(DATA LISTING):
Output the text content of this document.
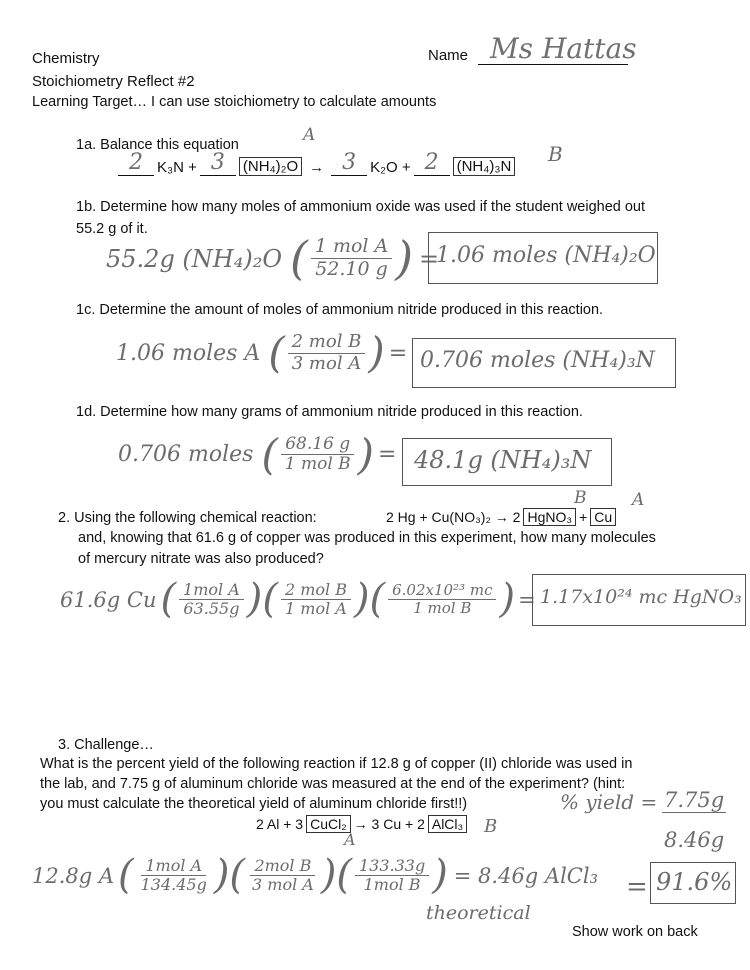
Chemistry
Stoichiometry Reflect #2
Learning Target… I can use stoichiometry to calculate amounts
Name Ms Hattas
1a. Balance this equation	A
2 K₃N + 3	(NH₄)₂O → 3 K₂O + 2	(NH₄)₃N
B
1b. Determine how many moles of ammonium oxide was used if the student weighed out
55.2 g of it.
55.2g (NH₄)₂O ( $\frac{\text{1 mol A}}{52.10 g}$ ) =
1.06 moles (NH₄)₂O
1c. Determine the amount of moles of ammonium nitride produced in this reaction.
1.06 moles A ( $\frac{\text{2 mol B}}{\text{3 mol A}}$ ) = 0.706 moles (NH₄)₃N
1d. Determine how many grams of ammonium nitride produced in this reaction.
0.706 moles ( $\frac{68.16 g}{\text{1 mol B}}$ ) = 48.1g (NH₄)₃N
2. Using the following chemical reaction:	2 Hg + Cu(NO₃)₂ → 2 HgNO₃ + Cu
B	A
and, knowing that 61.6 g of copper was produced in this experiment, how many molecules
of mercury nitrate was also produced?
61.6g Cu ( $\frac{\text{1mol A}}{63.55g}$ )( $\frac{\text{2 mol B}}{\text{1 mol A}}$ )( $\frac{\text{6.02x10²³ mc}}{\text{1 mol B}}$ ) = 1.17x10²⁴ mc HgNO₃
3. Challenge…
What is the percent yield of the following reaction if 12.8 g of copper (II) chloride was used in
the lab, and 7.75 g of aluminum chloride was measured at the end of the experiment? (hint:
you must calculate the theoretical yield of aluminum chloride first!!)
2 Al + 3 CuCl₂ → 3 Cu + 2 AlCl₃
A
B
% yield = 7.75g
8.46g
= 91.6%
12.8g A ( $\frac{\text{1mol A}}{134.45g}$ )( $\frac{\text{2mol B}}{\text{3 mol A}}$ )( $\frac{133.33g}{\text{1mol B}}$ ) = 8.46g AlCl₃
theoretical
Show work on back
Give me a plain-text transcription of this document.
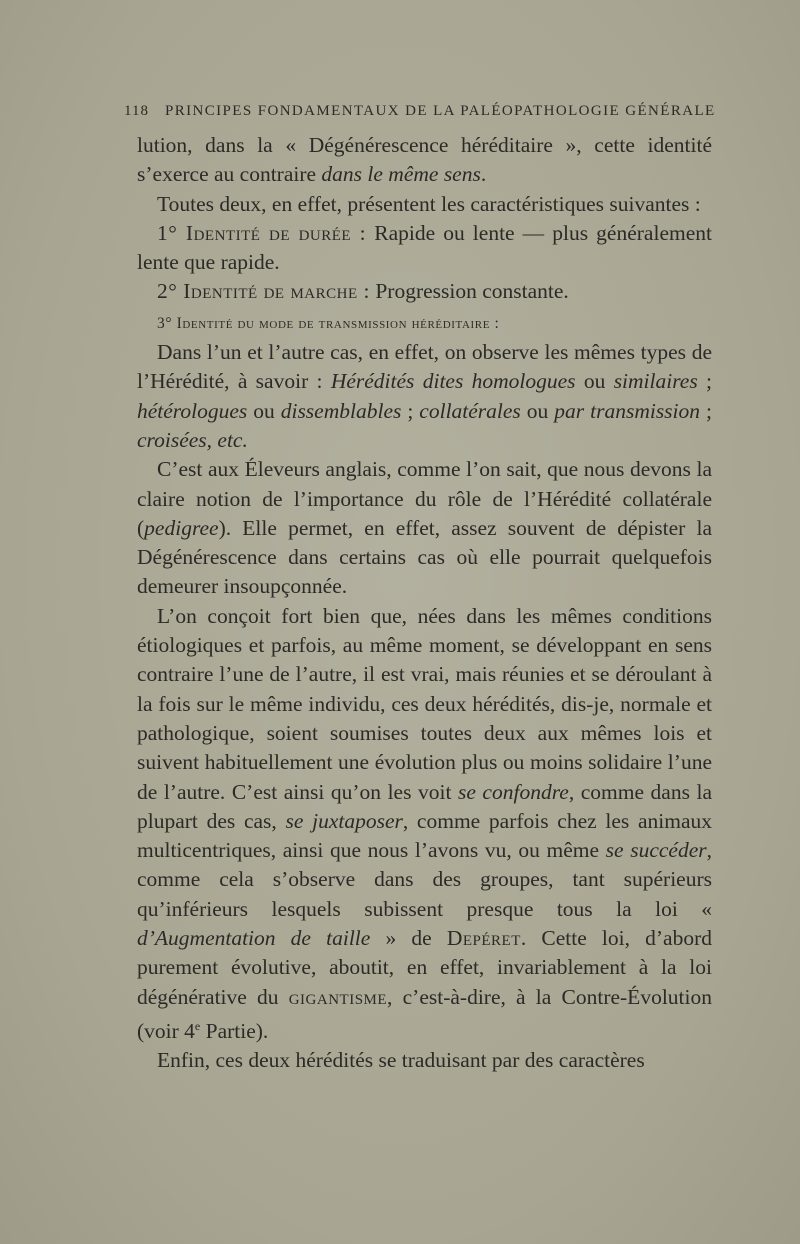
118 PRINCIPES FONDAMENTAUX DE LA PALÉOPATHOLOGIE GÉNÉRALE

lution, dans la « Dégénérescence héréditaire », cette identité s’exerce au contraire dans le même sens.

Toutes deux, en effet, présentent les caractéristiques suivantes :

1° Identité de durée : Rapide ou lente — plus généralement lente que rapide.

2° Identité de marche : Progression constante.

3° Identité du mode de transmission héréditaire :

Dans l’un et l’autre cas, en effet, on observe les mêmes types de l’Hérédité, à savoir : Hérédités dites homologues ou similaires ; hétérologues ou dissemblables ; collatérales ou par transmission ; croisées, etc.

C’est aux Éleveurs anglais, comme l’on sait, que nous devons la claire notion de l’importance du rôle de l’Hérédité collatérale (pedigree). Elle permet, en effet, assez souvent de dépister la Dégénérescence dans certains cas où elle pourrait quelquefois demeurer insoupçonnée.

L’on conçoit fort bien que, nées dans les mêmes conditions étiologiques et parfois, au même moment, se développant en sens contraire l’une de l’autre, il est vrai, mais réunies et se déroulant à la fois sur le même individu, ces deux hérédités, dis-je, normale et pathologique, soient soumises toutes deux aux mêmes lois et suivent habituellement une évolution plus ou moins solidaire l’une de l’autre. C’est ainsi qu’on les voit se confondre, comme dans la plupart des cas, se juxtaposer, comme parfois chez les animaux multicentriques, ainsi que nous l’avons vu, ou même se succéder, comme cela s’observe dans des groupes, tant supérieurs qu’inférieurs lesquels subissent presque tous la loi « d’Augmentation de taille » de Depéret. Cette loi, d’abord purement évolutive, aboutit, en effet, invariablement à la loi dégénérative du gigantisme, c’est-à-dire, à la Contre-Évolution (voir 4e Partie).

Enfin, ces deux hérédités se traduisant par des caractères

(AIM OF THE TASK): Copy the records above exactly, leaving out every picture.

(ANSWER FOR THIS EXERCISE):
Output the text content of this document.
Chemistry
Stoichiometry Reflect #2
Learning Target… I can use stoichiometry to calculate amounts
Name Ms Hattas
1a. Balance this equation	A
2 K₃N + 3	(NH₄)₂O → 3 K₂O + 2	(NH₄)₃N
B
1b. Determine how many moles of ammonium oxide was used if the student weighed out
55.2 g of it.
55.2g (NH₄)₂O ( $\frac{\text{1 mol A}}{52.10 g}$ ) =
1.06 moles (NH₄)₂O
1c. Determine the amount of moles of ammonium nitride produced in this reaction.
1.06 moles A ( $\frac{\text{2 mol B}}{\text{3 mol A}}$ ) = 0.706 moles (NH₄)₃N
1d. Determine how many grams of ammonium nitride produced in this reaction.
0.706 moles ( $\frac{68.16 g}{\text{1 mol B}}$ ) = 48.1g (NH₄)₃N
2. Using the following chemical reaction:	2 Hg + Cu(NO₃)₂ → 2 HgNO₃ + Cu
B	A
and, knowing that 61.6 g of copper was produced in this experiment, how many molecules
of mercury nitrate was also produced?
61.6g Cu ( $\frac{\text{1mol A}}{63.55g}$ )( $\frac{\text{2 mol B}}{\text{1 mol A}}$ )( $\frac{\text{6.02x10²³ mc}}{\text{1 mol B}}$ ) = 1.17x10²⁴ mc HgNO₃
3. Challenge…
What is the percent yield of the following reaction if 12.8 g of copper (II) chloride was used in
the lab, and 7.75 g of aluminum chloride was measured at the end of the experiment? (hint:
you must calculate the theoretical yield of aluminum chloride first!!)
2 Al + 3 CuCl₂ → 3 Cu + 2 AlCl₃
A
B
% yield = 7.75g
8.46g
= 91.6%
12.8g A ( $\frac{\text{1mol A}}{134.45g}$ )( $\frac{\text{2mol B}}{\text{3 mol A}}$ )( $\frac{133.33g}{\text{1mol B}}$ ) = 8.46g AlCl₃
theoretical
Show work on back
Give me a plain-text transcription of this document.
118 PRINCIPES FONDAMENTAUX DE LA PALÉOPATHOLOGIE GÉNÉRALE

lution, dans la « Dégénérescence héréditaire », cette identité s’exerce au contraire dans le même sens.

Toutes deux, en effet, présentent les caractéristiques suivantes :

1° Identité de durée : Rapide ou lente — plus généralement lente que rapide.

2° Identité de marche : Progression constante.

3° Identité du mode de transmission héréditaire :

Dans l’un et l’autre cas, en effet, on observe les mêmes types de l’Hérédité, à savoir : Hérédités dites homologues ou similaires ; hétérologues ou dissemblables ; collatérales ou par transmission ; croisées, etc.

C’est aux Éleveurs anglais, comme l’on sait, que nous devons la claire notion de l’importance du rôle de l’Hérédité collatérale (pedigree). Elle permet, en effet, assez souvent de dépister la Dégénérescence dans certains cas où elle pourrait quelquefois demeurer insoupçonnée.

L’on conçoit fort bien que, nées dans les mêmes conditions étiologiques et parfois, au même moment, se développant en sens contraire l’une de l’autre, il est vrai, mais réunies et se déroulant à la fois sur le même individu, ces deux hérédités, dis-je, normale et pathologique, soient soumises toutes deux aux mêmes lois et suivent habituellement une évolution plus ou moins solidaire l’une de l’autre. C’est ainsi qu’on les voit se confondre, comme dans la plupart des cas, se juxtaposer, comme parfois chez les animaux multicentriques, ainsi que nous l’avons vu, ou même se succéder, comme cela s’observe dans des groupes, tant supérieurs qu’inférieurs lesquels subissent presque tous la loi « d’Augmentation de taille » de Depéret. Cette loi, d’abord purement évolutive, aboutit, en effet, invariablement à la loi dégénérative du gigantisme, c’est-à-dire, à la Contre-Évolution (voir 4e Partie).

Enfin, ces deux hérédités se traduisant par des caractères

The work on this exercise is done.